<<<<

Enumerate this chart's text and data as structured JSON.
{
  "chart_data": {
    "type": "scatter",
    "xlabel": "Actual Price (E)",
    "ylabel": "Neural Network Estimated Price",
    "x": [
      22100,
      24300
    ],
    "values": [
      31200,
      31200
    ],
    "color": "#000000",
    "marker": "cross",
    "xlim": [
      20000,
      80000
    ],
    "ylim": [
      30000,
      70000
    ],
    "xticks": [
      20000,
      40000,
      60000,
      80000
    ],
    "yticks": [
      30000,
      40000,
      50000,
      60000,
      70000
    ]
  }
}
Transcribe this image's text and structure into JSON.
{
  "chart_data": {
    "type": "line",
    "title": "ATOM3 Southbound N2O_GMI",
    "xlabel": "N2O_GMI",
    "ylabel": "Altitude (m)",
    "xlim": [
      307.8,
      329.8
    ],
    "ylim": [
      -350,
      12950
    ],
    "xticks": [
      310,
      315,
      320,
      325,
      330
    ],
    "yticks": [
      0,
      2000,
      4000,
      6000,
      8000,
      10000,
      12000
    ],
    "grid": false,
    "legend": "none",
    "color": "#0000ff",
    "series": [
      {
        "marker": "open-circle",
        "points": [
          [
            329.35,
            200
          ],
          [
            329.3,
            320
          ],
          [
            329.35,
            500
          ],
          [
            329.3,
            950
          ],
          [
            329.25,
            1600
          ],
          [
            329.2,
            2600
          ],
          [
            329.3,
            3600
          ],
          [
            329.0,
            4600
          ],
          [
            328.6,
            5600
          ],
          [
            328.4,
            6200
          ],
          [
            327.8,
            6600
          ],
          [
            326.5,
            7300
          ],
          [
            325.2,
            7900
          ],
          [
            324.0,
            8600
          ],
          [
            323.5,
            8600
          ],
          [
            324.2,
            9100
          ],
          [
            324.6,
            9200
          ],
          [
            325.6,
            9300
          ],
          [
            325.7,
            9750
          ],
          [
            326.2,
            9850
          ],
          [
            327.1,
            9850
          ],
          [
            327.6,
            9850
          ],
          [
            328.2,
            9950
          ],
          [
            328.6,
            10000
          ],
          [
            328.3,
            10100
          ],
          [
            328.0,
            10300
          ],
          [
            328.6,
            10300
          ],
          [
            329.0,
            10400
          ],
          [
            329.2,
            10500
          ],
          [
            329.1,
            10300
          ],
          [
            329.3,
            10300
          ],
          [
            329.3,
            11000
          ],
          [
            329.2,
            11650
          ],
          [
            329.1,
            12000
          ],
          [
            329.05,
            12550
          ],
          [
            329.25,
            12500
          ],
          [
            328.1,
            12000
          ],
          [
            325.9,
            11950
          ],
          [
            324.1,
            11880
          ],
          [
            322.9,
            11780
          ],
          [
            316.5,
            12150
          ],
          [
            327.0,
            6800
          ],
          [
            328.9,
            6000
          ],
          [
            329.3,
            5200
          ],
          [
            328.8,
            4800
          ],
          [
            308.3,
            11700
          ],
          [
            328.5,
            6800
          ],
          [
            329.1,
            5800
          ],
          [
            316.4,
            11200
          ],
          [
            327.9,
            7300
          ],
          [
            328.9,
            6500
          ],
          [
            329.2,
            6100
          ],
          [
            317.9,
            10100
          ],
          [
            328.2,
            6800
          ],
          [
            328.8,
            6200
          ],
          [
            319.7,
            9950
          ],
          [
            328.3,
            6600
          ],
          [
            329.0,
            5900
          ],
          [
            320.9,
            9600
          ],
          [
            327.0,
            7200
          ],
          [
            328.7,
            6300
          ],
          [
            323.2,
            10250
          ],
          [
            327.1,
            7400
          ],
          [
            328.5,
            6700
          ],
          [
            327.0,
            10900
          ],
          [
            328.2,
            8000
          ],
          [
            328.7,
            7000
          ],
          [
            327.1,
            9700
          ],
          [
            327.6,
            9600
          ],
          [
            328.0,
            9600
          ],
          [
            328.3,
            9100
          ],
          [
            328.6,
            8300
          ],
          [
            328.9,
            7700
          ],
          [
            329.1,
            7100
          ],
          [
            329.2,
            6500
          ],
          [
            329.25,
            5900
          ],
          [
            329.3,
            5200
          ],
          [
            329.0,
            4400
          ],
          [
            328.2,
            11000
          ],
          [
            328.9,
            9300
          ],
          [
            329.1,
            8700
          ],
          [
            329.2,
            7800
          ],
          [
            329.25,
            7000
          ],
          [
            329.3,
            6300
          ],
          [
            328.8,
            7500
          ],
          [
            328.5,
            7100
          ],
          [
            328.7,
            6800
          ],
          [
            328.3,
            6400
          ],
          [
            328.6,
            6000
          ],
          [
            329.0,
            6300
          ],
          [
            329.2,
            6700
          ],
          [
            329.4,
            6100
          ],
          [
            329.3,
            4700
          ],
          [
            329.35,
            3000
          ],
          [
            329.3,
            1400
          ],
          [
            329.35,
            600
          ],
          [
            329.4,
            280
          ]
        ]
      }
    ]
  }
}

>>>>
<<<<

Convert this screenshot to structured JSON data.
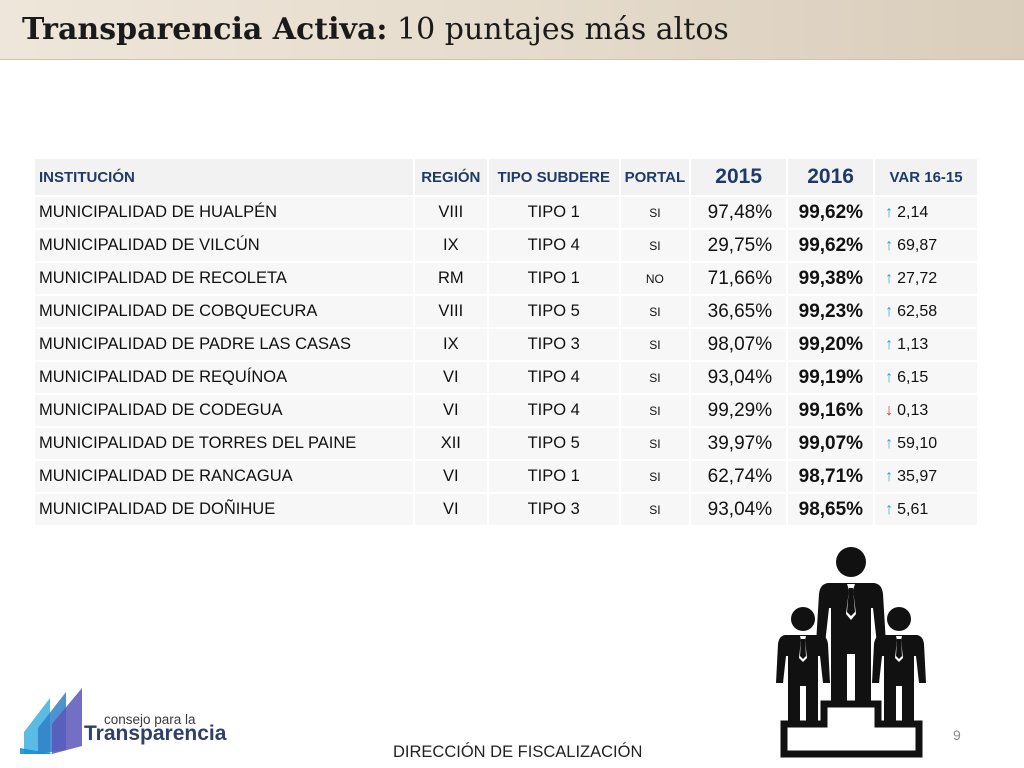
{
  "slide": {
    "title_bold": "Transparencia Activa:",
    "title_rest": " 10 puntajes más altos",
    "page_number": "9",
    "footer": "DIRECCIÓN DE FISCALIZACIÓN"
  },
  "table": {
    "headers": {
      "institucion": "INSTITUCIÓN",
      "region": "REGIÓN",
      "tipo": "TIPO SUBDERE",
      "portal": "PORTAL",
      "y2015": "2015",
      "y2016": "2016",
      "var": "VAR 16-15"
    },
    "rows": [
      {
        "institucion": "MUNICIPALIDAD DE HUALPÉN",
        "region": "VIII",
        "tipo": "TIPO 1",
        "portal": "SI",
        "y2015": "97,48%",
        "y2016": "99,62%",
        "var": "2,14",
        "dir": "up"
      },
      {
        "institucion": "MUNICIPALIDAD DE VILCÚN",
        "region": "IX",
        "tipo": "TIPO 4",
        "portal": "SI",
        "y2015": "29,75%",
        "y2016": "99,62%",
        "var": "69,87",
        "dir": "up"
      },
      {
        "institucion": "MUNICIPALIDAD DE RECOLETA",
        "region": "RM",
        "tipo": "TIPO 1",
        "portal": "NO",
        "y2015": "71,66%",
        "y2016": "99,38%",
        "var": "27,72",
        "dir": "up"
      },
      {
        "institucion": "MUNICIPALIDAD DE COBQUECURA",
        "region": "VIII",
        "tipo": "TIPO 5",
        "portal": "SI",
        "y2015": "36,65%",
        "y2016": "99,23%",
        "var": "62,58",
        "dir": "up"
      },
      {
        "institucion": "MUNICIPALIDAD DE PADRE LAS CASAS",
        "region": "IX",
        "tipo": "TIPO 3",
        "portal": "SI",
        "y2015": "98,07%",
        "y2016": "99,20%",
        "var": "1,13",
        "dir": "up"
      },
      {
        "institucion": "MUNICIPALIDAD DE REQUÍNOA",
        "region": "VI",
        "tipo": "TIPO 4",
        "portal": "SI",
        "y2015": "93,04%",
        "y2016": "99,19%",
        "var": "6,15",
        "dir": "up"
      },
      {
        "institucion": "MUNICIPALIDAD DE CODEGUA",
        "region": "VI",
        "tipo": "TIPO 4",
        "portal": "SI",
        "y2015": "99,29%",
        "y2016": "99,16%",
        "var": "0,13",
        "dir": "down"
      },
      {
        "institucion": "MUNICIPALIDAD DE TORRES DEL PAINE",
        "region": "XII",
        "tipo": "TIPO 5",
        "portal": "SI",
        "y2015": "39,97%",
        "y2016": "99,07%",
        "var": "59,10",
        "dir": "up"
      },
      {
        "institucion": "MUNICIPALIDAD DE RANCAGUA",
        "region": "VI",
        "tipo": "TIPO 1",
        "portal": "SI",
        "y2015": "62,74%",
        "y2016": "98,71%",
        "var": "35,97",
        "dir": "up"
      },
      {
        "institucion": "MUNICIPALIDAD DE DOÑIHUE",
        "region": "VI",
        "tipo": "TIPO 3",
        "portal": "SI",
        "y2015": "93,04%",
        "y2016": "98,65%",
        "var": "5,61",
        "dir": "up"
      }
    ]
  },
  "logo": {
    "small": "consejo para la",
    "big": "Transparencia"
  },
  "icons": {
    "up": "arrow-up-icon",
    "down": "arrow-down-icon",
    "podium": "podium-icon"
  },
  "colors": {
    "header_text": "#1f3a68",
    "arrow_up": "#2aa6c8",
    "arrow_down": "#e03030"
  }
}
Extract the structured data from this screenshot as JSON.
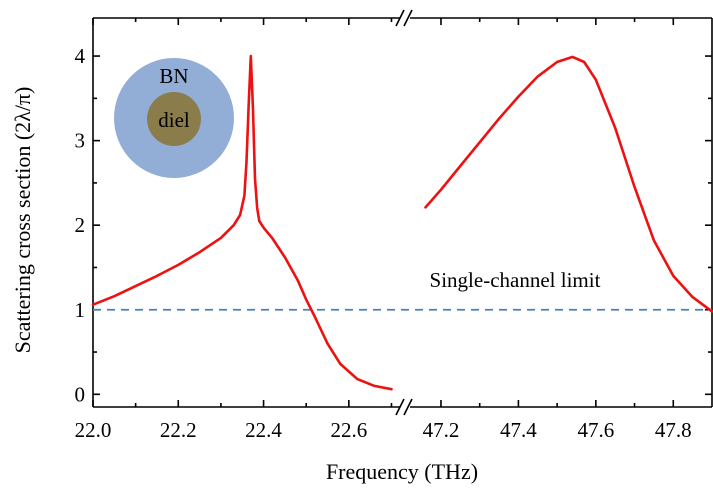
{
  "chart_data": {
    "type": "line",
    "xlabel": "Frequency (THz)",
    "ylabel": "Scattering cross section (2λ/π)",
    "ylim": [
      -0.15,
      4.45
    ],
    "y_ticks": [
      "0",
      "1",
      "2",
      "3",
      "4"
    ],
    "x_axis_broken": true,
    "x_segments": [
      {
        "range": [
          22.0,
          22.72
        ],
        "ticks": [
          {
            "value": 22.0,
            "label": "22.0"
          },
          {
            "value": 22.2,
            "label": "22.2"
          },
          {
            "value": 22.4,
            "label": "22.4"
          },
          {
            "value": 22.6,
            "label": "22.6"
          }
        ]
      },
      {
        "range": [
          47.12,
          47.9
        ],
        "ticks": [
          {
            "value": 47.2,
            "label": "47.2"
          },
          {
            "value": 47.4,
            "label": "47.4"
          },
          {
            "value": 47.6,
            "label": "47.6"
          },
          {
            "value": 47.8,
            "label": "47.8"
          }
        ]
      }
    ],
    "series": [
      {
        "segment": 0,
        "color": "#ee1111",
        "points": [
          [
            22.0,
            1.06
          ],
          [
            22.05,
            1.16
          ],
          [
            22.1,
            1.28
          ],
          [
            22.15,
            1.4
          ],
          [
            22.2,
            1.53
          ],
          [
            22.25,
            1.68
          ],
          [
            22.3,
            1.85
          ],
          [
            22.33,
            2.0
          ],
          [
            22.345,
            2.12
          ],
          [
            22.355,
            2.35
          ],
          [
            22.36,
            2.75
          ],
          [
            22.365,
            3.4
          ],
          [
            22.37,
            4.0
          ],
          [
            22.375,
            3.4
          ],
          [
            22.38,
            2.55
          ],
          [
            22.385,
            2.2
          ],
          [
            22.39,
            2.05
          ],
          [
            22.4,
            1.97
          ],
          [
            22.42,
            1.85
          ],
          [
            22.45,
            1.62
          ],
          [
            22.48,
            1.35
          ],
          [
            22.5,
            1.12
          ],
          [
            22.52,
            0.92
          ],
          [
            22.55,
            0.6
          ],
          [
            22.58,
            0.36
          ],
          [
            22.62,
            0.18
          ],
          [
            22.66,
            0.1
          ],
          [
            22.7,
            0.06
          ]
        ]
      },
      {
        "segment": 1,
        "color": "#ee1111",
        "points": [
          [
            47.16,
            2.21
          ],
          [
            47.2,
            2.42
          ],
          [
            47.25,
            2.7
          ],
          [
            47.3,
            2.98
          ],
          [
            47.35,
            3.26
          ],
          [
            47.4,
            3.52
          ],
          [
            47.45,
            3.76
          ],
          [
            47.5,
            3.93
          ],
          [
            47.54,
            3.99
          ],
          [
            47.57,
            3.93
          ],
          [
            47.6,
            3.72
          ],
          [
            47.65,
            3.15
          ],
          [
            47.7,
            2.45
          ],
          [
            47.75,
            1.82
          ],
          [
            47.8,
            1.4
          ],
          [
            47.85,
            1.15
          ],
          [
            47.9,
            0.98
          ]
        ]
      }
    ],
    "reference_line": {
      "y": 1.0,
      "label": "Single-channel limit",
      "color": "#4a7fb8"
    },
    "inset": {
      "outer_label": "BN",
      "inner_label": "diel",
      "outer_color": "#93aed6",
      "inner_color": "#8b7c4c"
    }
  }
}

>>>>
<<<<

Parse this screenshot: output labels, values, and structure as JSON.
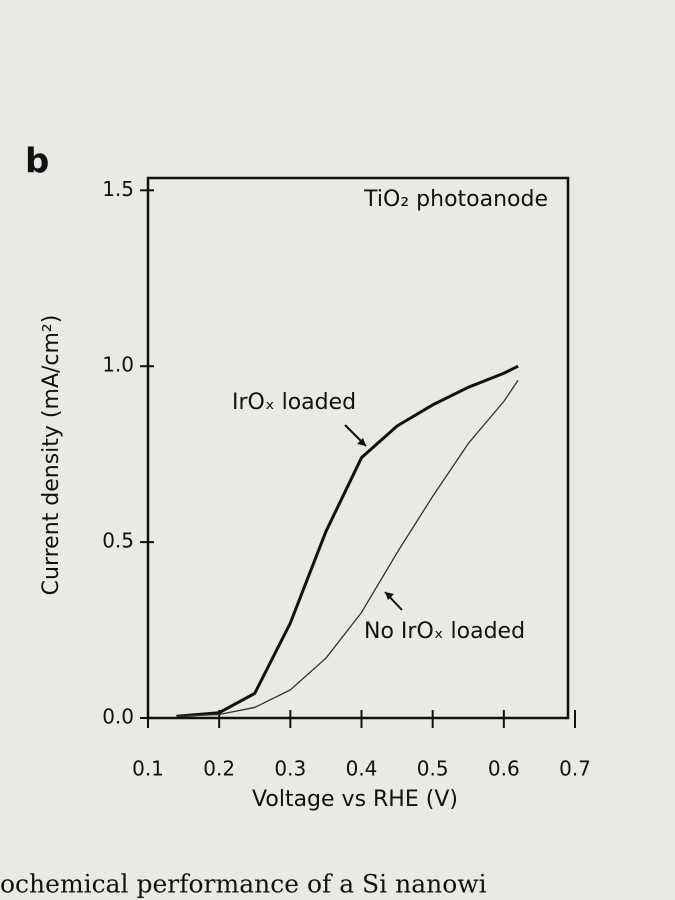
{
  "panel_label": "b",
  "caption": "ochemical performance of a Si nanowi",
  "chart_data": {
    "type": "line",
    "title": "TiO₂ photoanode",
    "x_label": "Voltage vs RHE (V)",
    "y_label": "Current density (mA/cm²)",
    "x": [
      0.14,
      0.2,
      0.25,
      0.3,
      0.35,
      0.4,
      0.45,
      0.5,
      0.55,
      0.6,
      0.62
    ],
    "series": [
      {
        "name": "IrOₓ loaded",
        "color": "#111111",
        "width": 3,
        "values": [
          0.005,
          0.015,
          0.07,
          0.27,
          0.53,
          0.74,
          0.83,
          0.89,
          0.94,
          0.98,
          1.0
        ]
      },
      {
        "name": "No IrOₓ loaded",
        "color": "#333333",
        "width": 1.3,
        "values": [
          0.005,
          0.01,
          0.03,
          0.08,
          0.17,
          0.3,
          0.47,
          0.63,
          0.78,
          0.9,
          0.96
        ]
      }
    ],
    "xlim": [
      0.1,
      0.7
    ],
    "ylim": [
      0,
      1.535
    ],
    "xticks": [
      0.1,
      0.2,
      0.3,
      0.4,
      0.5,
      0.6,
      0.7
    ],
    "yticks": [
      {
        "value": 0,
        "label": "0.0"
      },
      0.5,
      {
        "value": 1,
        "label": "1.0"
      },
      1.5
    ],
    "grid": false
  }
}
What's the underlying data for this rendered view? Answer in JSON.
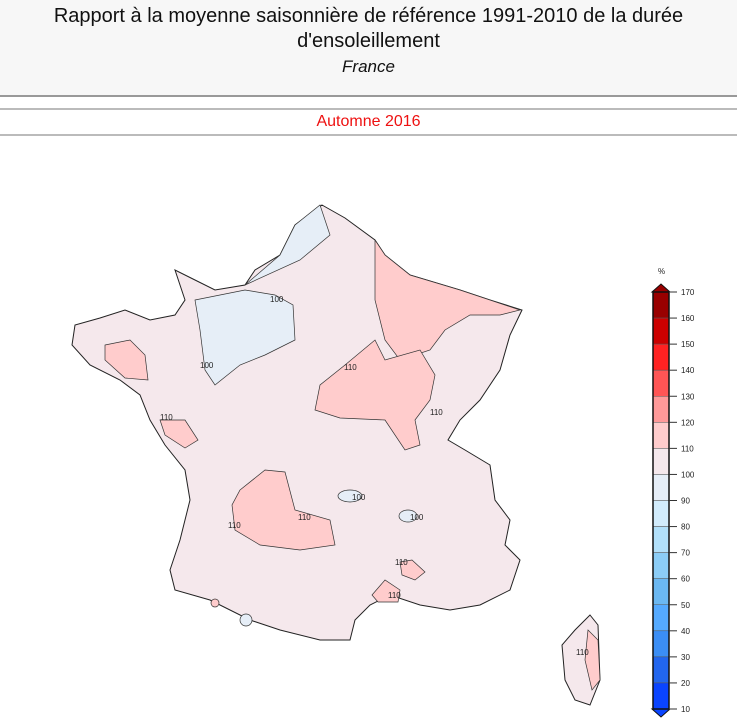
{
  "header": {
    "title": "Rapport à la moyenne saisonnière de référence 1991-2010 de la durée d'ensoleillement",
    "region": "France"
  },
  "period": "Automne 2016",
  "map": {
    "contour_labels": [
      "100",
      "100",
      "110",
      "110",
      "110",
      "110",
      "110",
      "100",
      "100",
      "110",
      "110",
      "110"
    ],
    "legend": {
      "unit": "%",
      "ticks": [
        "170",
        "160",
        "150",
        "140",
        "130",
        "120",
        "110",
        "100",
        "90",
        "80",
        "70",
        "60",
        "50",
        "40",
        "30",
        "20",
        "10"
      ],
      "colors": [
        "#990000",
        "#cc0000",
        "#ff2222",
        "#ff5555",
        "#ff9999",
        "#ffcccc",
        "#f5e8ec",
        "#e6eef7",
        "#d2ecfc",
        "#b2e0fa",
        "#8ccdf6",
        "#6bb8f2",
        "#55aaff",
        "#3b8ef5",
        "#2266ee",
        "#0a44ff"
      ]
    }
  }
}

>>>>

§ Work to be completed: Return each line of the data that contains the string "screenshot".

§ Solution for this task:
Convert this screenshot to structured JSON data.
Extract the structured data from this screenshot as JSON.
Parse this screenshot: output labels, values, and structure as JSON.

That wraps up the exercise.